== Data for the task ==
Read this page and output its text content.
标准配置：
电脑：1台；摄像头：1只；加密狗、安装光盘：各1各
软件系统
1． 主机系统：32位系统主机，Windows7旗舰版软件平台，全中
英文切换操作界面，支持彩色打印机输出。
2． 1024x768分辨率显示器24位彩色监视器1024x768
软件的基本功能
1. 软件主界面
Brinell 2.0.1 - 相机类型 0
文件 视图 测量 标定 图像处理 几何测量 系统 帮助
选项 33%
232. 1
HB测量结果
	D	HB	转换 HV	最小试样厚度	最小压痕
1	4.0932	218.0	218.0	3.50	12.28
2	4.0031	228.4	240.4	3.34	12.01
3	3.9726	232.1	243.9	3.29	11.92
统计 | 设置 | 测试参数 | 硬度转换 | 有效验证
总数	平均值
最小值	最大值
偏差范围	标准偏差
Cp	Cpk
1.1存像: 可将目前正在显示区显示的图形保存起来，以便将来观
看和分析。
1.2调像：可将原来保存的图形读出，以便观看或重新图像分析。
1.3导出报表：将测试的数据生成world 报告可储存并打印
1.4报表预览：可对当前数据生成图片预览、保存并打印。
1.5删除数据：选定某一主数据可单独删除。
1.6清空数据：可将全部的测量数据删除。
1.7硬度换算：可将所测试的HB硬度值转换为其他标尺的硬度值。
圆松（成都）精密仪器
===
Given exercise — Set down each entry again, unchanged.

Completed exercise —
Read this page and output its text content.
标准配置：
电脑：1台；摄像头：1只；加密狗、安装光盘：各1各
软件系统
1． 主机系统：32位系统主机，Windows7旗舰版软件平台，全中
英文切换操作界面，支持彩色打印机输出。
2． 1024x768分辨率显示器24位彩色监视器1024x768
软件的基本功能
1. 软件主界面
Brinell 2.0.1 - 相机类型 0
文件 视图 测量 标定 图像处理 几何测量 系统 帮助
选项 33%
232. 1
HB测量结果
	D	HB	转换 HV	最小试样厚度	最小压痕
1	4.0932	218.0	218.0	3.50	12.28
2	4.0031	228.4	240.4	3.34	12.01
3	3.9726	232.1	243.9	3.29	11.92
统计 | 设置 | 测试参数 | 硬度转换 | 有效验证
总数	平均值
最小值	最大值
偏差范围	标准偏差
Cp	Cpk
1.1存像: 可将目前正在显示区显示的图形保存起来，以便将来观
看和分析。
1.2调像：可将原来保存的图形读出，以便观看或重新图像分析。
1.3导出报表：将测试的数据生成world 报告可储存并打印
1.4报表预览：可对当前数据生成图片预览、保存并打印。
1.5删除数据：选定某一主数据可单独删除。
1.6清空数据：可将全部的测量数据删除。
1.7硬度换算：可将所测试的HB硬度值转换为其他标尺的硬度值。
圆松（成都）精密仪器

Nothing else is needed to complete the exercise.